Items listed in a dataset
============================================================

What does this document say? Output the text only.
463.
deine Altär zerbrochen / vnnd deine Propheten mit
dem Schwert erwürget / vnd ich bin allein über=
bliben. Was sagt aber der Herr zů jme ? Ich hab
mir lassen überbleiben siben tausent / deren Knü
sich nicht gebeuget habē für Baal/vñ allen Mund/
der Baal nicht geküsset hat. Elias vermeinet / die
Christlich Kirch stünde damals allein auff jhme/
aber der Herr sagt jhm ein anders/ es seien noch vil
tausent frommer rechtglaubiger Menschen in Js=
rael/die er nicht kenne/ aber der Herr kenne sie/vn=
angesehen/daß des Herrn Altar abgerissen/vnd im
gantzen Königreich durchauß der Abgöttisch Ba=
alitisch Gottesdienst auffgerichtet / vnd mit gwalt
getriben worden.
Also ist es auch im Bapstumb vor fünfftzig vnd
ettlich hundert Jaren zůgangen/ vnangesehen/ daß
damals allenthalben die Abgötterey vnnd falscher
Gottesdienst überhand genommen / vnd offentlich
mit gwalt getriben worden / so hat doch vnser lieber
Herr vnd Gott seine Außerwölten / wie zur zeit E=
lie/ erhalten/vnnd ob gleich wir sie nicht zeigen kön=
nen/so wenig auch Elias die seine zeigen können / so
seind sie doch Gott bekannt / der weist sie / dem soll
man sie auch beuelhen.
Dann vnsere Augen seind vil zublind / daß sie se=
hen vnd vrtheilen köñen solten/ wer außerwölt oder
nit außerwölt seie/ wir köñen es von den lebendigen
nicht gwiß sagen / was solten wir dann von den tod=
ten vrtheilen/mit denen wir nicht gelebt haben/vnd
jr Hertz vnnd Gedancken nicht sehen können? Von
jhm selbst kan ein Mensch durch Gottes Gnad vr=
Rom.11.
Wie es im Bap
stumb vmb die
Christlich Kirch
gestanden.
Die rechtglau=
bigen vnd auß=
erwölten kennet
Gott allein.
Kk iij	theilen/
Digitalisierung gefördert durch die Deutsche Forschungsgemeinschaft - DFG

============================================================

• _TASK REQUIREMENTS_
Every entry above should be duplicated exactly.

• _SOLUTION FOR THIS PROBLEM_
What does this document say? Output the text only.
463.
deine Altär zerbrochen / vnnd deine Propheten mit
dem Schwert erwürget / vnd ich bin allein über=
bliben. Was sagt aber der Herr zů jme ? Ich hab
mir lassen überbleiben siben tausent / deren Knü
sich nicht gebeuget habē für Baal/vñ allen Mund/
der Baal nicht geküsset hat. Elias vermeinet / die
Christlich Kirch stünde damals allein auff jhme/
aber der Herr sagt jhm ein anders/ es seien noch vil
tausent frommer rechtglaubiger Menschen in Js=
rael/die er nicht kenne/ aber der Herr kenne sie/vn=
angesehen/daß des Herrn Altar abgerissen/vnd im
gantzen Königreich durchauß der Abgöttisch Ba=
alitisch Gottesdienst auffgerichtet / vnd mit gwalt
getriben worden.
Also ist es auch im Bapstumb vor fünfftzig vnd
ettlich hundert Jaren zůgangen/ vnangesehen/ daß
damals allenthalben die Abgötterey vnnd falscher
Gottesdienst überhand genommen / vnd offentlich
mit gwalt getriben worden / so hat doch vnser lieber
Herr vnd Gott seine Außerwölten / wie zur zeit E=
lie/ erhalten/vnnd ob gleich wir sie nicht zeigen kön=
nen/so wenig auch Elias die seine zeigen können / so
seind sie doch Gott bekannt / der weist sie / dem soll
man sie auch beuelhen.
Dann vnsere Augen seind vil zublind / daß sie se=
hen vnd vrtheilen köñen solten/ wer außerwölt oder
nit außerwölt seie/ wir köñen es von den lebendigen
nicht gwiß sagen / was solten wir dann von den tod=
ten vrtheilen/mit denen wir nicht gelebt haben/vnd
jr Hertz vnnd Gedancken nicht sehen können? Von
jhm selbst kan ein Mensch durch Gottes Gnad vr=
Rom.11.
Wie es im Bap
stumb vmb die
Christlich Kirch
gestanden.
Die rechtglau=
bigen vnd auß=
erwölten kennet
Gott allein.
Kk iij	theilen/
Digitalisierung gefördert durch die Deutsche Forschungsgemeinschaft - DFG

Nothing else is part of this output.